#### SET TASK
Each record below should be output verbatim, without pictures.

#### EXCERPTED DATA

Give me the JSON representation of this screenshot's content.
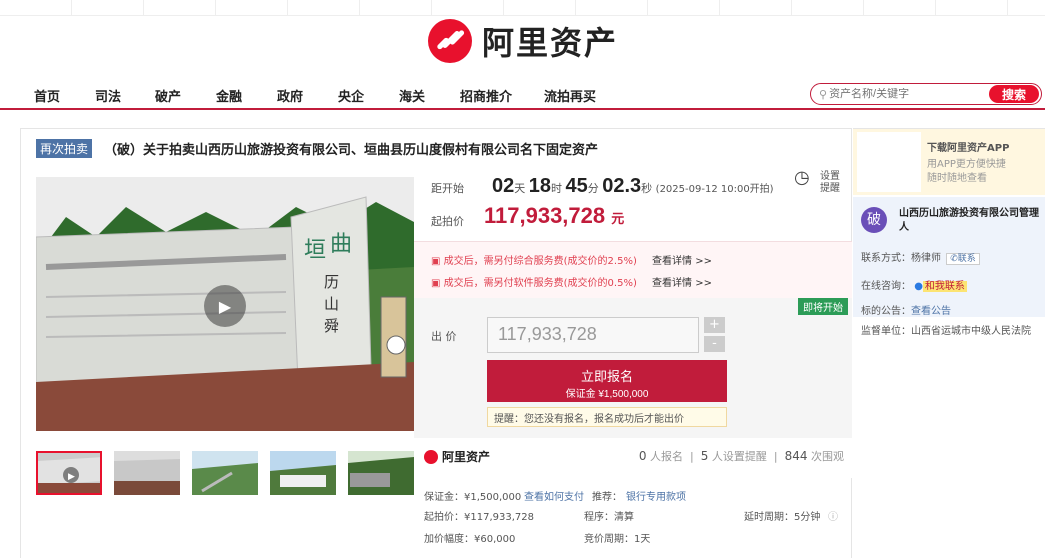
{
  "brand": {
    "name": "阿里资产",
    "color": "#e8112d"
  },
  "nav": {
    "items": [
      "首页",
      "司法",
      "破产",
      "金融",
      "政府",
      "央企",
      "海关",
      "招商推介",
      "流拍再买"
    ]
  },
  "search": {
    "placeholder": "资产名称/关键字",
    "button": "搜索"
  },
  "listing": {
    "tag": "再次拍卖",
    "title": "（破）关于拍卖山西历山旅游投资有限公司、垣曲县历山度假村有限公司名下固定资产"
  },
  "countdown": {
    "label": "距开始",
    "days": "02",
    "days_unit": "天",
    "hours": "18",
    "hours_unit": "时",
    "minutes": "45",
    "minutes_unit": "分",
    "seconds": "02.3",
    "seconds_unit": "秒",
    "start_note": "(2025-09-12 10:00开拍)"
  },
  "reminder": {
    "line1": "设置",
    "line2": "提醒",
    "icon": "alarm-clock-icon"
  },
  "start_price": {
    "label": "起拍价",
    "value": "117,933,728",
    "unit": "元"
  },
  "fees": [
    {
      "text": "成交后，需另付综合服务费(成交价的2.5%)",
      "link": "查看详情 >>"
    },
    {
      "text": "成交后，需另付软件服务费(成交价的0.5%)",
      "link": "查看详情 >>"
    }
  ],
  "bid": {
    "badge": "即将开始",
    "label": "出  价",
    "value": "117,933,728",
    "plus": "+",
    "minus": "-",
    "signup_label": "立即报名",
    "deposit_line": "保证金 ¥1,500,000",
    "tip": "提醒：您还没有报名，报名成功后才能出价"
  },
  "stats": {
    "brand": "阿里资产",
    "signups": "0",
    "signups_label": "人报名",
    "reminders": "5",
    "reminders_label": "人设置提醒",
    "views": "844",
    "views_label": "次围观"
  },
  "details": {
    "deposit": "保证金：¥1,500,000",
    "how_to_pay": "查看如何支付",
    "recommend": "推荐：",
    "bank": "银行专用款项",
    "start_price": "起拍价：¥117,933,728",
    "procedure": "程序：清算",
    "delay": "延时周期：5分钟",
    "increment": "加价幅度：¥60,000",
    "cycle": "竞价周期：1天"
  },
  "side": {
    "app_title": "下载阿里资产APP",
    "app_sub1": "用APP更方便快捷",
    "app_sub2": "随时随地查看",
    "org_icon": "破",
    "org_name": "山西历山旅游投资有限公司管理人",
    "contact_label": "联系方式：",
    "contact_name": "杨律师",
    "contact_chip": "联系",
    "consult_label": "在线咨询：",
    "consult_btn": "和我联系",
    "notice_label": "标的公告：",
    "notice_link": "查看公告",
    "supervisor_label": "监督单位：",
    "supervisor": "山西省运城市中级人民法院"
  }
}
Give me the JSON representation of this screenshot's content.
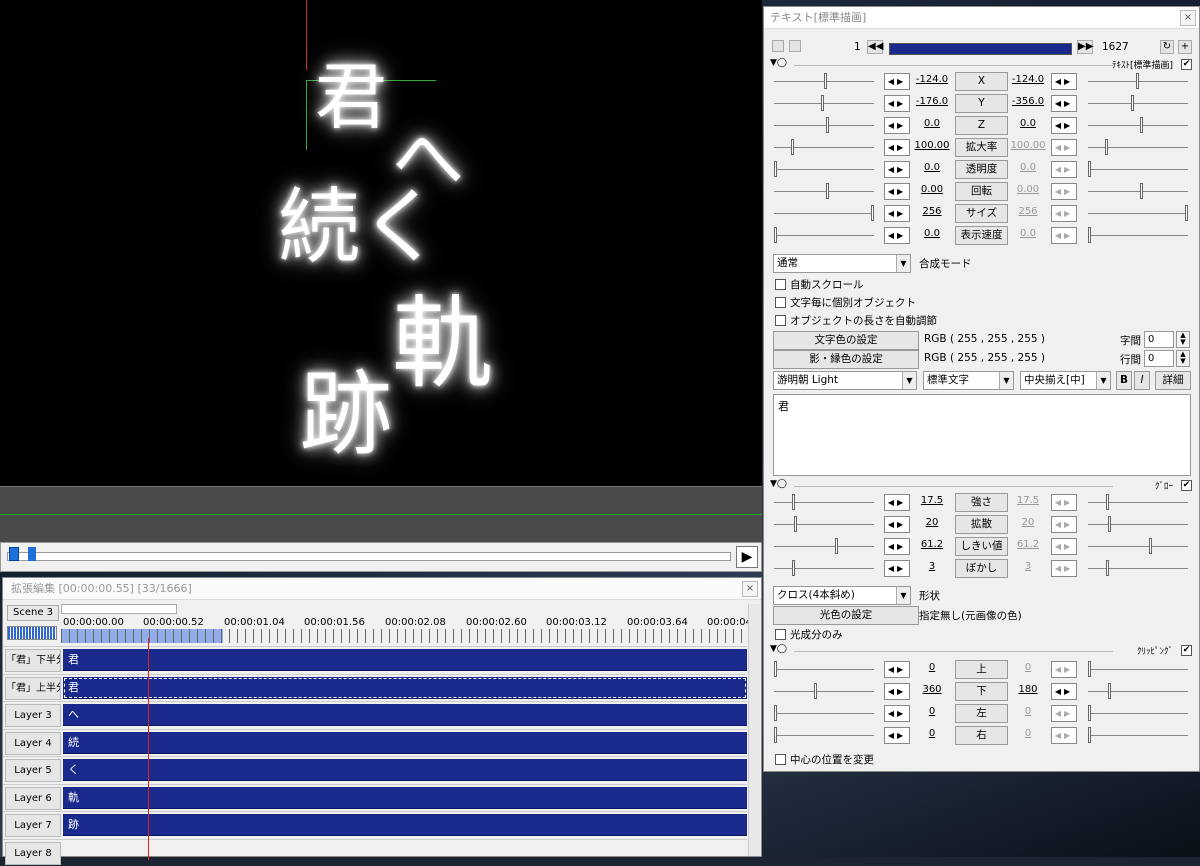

#### RESULT
Give me the JSON representation of this screenshot's content.
{
  "brand": {
    "name": "阿里资产",
    "color": "#e8112d"
  },
  "nav": {
    "items": [
      "首页",
      "司法",
      "破产",
      "金融",
      "政府",
      "央企",
      "海关",
      "招商推介",
      "流拍再买"
    ]
  },
  "search": {
    "placeholder": "资产名称/关键字",
    "button": "搜索"
  },
  "listing": {
    "tag": "再次拍卖",
    "title": "（破）关于拍卖山西历山旅游投资有限公司、垣曲县历山度假村有限公司名下固定资产"
  },
  "countdown": {
    "label": "距开始",
    "days": "02",
    "days_unit": "天",
    "hours": "18",
    "hours_unit": "时",
    "minutes": "45",
    "minutes_unit": "分",
    "seconds": "02.3",
    "seconds_unit": "秒",
    "start_note": "(2025-09-12 10:00开拍)"
  },
  "reminder": {
    "line1": "设置",
    "line2": "提醒",
    "icon": "alarm-clock-icon"
  },
  "start_price": {
    "label": "起拍价",
    "value": "117,933,728",
    "unit": "元"
  },
  "fees": [
    {
      "text": "成交后，需另付综合服务费(成交价的2.5%)",
      "link": "查看详情 >>"
    },
    {
      "text": "成交后，需另付软件服务费(成交价的0.5%)",
      "link": "查看详情 >>"
    }
  ],
  "bid": {
    "badge": "即将开始",
    "label": "出  价",
    "value": "117,933,728",
    "plus": "+",
    "minus": "-",
    "signup_label": "立即报名",
    "deposit_line": "保证金 ¥1,500,000",
    "tip": "提醒：您还没有报名，报名成功后才能出价"
  },
  "stats": {
    "brand": "阿里资产",
    "signups": "0",
    "signups_label": "人报名",
    "reminders": "5",
    "reminders_label": "人设置提醒",
    "views": "844",
    "views_label": "次围观"
  },
  "details": {
    "deposit": "保证金：¥1,500,000",
    "how_to_pay": "查看如何支付",
    "recommend": "推荐：",
    "bank": "银行专用款项",
    "start_price": "起拍价：¥117,933,728",
    "procedure": "程序：清算",
    "delay": "延时周期：5分钟",
    "increment": "加价幅度：¥60,000",
    "cycle": "竞价周期：1天"
  },
  "side": {
    "app_title": "下载阿里资产APP",
    "app_sub1": "用APP更方便快捷",
    "app_sub2": "随时随地查看",
    "org_icon": "破",
    "org_name": "山西历山旅游投资有限公司管理人",
    "contact_label": "联系方式：",
    "contact_name": "杨律师",
    "contact_chip": "联系",
    "consult_label": "在线咨询：",
    "consult_btn": "和我联系",
    "notice_label": "标的公告：",
    "notice_link": "查看公告",
    "supervisor_label": "监督单位：",
    "supervisor": "山西省运城市中级人民法院"
  }
}
Give me the JSON representation of this screenshot's content.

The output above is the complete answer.